= Exercise brief =
Out of the lines below, please list those that hold the string "seen".

[Data records start]

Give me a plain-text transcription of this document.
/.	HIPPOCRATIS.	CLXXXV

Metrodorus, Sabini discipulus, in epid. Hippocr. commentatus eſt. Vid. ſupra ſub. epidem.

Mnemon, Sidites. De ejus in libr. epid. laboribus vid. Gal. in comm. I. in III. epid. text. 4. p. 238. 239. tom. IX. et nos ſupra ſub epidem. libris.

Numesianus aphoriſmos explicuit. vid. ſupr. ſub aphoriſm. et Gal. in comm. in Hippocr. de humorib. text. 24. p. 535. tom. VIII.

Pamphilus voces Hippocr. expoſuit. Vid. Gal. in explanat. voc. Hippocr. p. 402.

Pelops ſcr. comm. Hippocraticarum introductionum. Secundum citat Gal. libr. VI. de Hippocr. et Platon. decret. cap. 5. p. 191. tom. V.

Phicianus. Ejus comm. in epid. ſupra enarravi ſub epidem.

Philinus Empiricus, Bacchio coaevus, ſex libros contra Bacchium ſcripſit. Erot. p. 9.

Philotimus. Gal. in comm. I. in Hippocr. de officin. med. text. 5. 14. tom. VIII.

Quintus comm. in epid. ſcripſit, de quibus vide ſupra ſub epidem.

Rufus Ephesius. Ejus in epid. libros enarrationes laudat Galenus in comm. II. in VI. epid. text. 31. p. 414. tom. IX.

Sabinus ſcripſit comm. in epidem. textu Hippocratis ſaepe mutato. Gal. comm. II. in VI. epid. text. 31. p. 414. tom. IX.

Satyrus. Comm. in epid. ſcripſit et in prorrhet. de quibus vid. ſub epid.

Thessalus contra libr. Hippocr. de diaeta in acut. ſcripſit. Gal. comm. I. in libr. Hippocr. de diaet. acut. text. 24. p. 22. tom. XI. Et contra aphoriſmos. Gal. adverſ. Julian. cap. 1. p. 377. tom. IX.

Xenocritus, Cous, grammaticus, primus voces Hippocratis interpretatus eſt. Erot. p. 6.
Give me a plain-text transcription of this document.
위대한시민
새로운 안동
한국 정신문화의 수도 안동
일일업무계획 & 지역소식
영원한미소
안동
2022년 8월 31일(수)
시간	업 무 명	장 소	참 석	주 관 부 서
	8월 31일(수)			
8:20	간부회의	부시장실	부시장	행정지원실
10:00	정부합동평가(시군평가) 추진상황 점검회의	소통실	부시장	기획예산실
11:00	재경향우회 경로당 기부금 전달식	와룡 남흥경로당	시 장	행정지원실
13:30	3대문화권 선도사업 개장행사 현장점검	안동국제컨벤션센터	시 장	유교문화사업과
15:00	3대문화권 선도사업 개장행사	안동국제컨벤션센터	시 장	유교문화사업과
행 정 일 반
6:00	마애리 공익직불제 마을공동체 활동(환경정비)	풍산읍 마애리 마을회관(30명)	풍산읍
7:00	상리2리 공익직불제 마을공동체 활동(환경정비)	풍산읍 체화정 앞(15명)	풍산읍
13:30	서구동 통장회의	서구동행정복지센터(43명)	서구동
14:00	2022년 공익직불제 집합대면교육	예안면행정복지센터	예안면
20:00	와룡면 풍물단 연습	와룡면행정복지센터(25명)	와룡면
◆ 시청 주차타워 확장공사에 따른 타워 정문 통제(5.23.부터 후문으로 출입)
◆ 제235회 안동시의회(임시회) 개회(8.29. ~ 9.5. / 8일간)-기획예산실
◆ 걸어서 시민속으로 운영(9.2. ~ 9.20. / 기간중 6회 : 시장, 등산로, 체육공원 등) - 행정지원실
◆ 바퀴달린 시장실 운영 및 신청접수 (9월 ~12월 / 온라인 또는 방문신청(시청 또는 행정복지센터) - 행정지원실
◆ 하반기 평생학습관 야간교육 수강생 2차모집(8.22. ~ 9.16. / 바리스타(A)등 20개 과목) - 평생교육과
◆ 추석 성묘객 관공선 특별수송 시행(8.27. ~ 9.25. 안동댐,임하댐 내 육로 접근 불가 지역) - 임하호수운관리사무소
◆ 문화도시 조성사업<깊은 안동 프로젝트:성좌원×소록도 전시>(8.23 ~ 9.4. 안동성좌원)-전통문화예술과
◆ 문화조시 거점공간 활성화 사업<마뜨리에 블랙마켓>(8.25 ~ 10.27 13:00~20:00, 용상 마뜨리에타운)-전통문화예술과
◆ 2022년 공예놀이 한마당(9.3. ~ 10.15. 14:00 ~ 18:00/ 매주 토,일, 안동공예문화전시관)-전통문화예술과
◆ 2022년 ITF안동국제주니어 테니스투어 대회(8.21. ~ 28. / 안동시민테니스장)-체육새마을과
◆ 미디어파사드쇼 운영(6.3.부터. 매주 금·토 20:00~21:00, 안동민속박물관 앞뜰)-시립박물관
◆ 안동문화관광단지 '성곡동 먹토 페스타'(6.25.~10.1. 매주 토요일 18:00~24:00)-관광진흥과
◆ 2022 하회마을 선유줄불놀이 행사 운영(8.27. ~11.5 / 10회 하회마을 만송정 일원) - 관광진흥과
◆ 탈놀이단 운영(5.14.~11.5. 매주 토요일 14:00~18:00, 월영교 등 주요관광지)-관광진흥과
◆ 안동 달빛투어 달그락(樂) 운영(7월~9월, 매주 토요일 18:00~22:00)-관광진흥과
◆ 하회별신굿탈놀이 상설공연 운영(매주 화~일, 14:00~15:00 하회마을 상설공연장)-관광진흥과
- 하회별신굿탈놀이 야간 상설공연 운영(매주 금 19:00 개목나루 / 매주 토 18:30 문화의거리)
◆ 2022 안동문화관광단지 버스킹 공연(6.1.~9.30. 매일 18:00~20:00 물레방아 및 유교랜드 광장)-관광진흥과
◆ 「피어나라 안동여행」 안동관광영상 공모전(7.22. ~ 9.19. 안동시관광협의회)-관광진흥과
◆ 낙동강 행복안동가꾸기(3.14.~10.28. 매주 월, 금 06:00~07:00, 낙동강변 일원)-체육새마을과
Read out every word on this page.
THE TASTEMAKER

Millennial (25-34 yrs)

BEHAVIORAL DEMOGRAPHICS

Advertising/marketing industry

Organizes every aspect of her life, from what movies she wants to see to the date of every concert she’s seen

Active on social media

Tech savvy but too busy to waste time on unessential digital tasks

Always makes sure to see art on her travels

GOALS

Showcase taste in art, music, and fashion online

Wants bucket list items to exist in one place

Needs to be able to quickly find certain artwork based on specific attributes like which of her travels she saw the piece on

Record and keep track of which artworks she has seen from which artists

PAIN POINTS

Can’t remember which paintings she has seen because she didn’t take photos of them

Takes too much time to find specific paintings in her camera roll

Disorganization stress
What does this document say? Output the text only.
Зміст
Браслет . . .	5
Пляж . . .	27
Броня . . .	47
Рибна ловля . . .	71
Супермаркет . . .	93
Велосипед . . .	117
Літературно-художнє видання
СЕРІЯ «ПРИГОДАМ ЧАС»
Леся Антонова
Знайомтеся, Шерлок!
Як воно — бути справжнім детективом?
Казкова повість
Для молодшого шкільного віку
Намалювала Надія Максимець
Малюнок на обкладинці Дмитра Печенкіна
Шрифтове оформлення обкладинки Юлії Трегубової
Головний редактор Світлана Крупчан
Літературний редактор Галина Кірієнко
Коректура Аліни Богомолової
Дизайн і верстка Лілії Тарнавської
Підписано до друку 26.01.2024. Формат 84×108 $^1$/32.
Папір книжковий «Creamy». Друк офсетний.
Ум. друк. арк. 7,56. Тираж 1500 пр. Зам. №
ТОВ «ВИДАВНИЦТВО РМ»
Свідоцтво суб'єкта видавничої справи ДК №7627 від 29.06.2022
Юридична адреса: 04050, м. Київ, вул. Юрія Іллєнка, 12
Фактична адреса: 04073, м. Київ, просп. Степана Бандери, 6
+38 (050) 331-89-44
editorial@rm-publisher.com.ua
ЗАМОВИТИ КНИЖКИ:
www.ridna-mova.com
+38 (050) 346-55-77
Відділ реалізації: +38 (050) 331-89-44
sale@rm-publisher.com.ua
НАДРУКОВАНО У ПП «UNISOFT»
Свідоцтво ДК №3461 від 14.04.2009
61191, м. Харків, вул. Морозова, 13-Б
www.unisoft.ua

[Data records end]

= Full solution =
Organizes every aspect of her life, from what movies she wants to see to the date of every concert she’s seen
Record and keep track of which artworks she has seen from which artists
Can’t remember which paintings she has seen because she didn’t take photos of them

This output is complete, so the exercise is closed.